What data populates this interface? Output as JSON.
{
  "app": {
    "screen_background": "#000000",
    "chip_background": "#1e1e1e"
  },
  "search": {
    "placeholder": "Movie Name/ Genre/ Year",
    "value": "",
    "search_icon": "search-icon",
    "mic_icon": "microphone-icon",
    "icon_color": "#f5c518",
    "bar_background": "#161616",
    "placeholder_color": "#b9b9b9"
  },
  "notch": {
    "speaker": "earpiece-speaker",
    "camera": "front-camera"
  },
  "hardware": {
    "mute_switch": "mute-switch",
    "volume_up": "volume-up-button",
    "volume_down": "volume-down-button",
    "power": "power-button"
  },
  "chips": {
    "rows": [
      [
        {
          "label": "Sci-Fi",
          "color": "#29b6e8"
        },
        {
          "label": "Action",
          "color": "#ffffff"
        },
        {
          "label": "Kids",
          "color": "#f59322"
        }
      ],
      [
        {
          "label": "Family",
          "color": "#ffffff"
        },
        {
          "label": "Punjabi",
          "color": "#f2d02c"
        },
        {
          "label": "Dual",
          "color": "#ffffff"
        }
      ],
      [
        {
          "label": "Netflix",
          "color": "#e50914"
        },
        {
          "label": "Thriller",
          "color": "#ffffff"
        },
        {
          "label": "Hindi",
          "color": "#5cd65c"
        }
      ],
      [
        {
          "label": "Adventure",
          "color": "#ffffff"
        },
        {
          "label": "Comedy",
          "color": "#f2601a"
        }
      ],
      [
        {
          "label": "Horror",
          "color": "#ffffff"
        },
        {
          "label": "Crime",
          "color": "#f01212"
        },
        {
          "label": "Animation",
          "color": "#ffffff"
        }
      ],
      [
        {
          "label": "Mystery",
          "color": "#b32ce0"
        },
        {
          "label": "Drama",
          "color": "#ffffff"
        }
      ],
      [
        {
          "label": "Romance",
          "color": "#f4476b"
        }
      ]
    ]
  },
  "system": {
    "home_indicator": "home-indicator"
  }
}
----
#### Work to do
From the records above, extract every entry verbatim.

#### Task answer
What data populates this interface? Output as JSON.
{
  "app": {
    "screen_background": "#000000",
    "chip_background": "#1e1e1e"
  },
  "search": {
    "placeholder": "Movie Name/ Genre/ Year",
    "value": "",
    "search_icon": "search-icon",
    "mic_icon": "microphone-icon",
    "icon_color": "#f5c518",
    "bar_background": "#161616",
    "placeholder_color": "#b9b9b9"
  },
  "notch": {
    "speaker": "earpiece-speaker",
    "camera": "front-camera"
  },
  "hardware": {
    "mute_switch": "mute-switch",
    "volume_up": "volume-up-button",
    "volume_down": "volume-down-button",
    "power": "power-button"
  },
  "chips": {
    "rows": [
      [
        {
          "label": "Sci-Fi",
          "color": "#29b6e8"
        },
        {
          "label": "Action",
          "color": "#ffffff"
        },
        {
          "label": "Kids",
          "color": "#f59322"
        }
      ],
      [
        {
          "label": "Family",
          "color": "#ffffff"
        },
        {
          "label": "Punjabi",
          "color": "#f2d02c"
        },
        {
          "label": "Dual",
          "color": "#ffffff"
        }
      ],
      [
        {
          "label": "Netflix",
          "color": "#e50914"
        },
        {
          "label": "Thriller",
          "color": "#ffffff"
        },
        {
          "label": "Hindi",
          "color": "#5cd65c"
        }
      ],
      [
        {
          "label": "Adventure",
          "color": "#ffffff"
        },
        {
          "label": "Comedy",
          "color": "#f2601a"
        }
      ],
      [
        {
          "label": "Horror",
          "color": "#ffffff"
        },
        {
          "label": "Crime",
          "color": "#f01212"
        },
        {
          "label": "Animation",
          "color": "#ffffff"
        }
      ],
      [
        {
          "label": "Mystery",
          "color": "#b32ce0"
        },
        {
          "label": "Drama",
          "color": "#ffffff"
        }
      ],
      [
        {
          "label": "Romance",
          "color": "#f4476b"
        }
      ]
    ]
  },
  "system": {
    "home_indicator": "home-indicator"
  }
}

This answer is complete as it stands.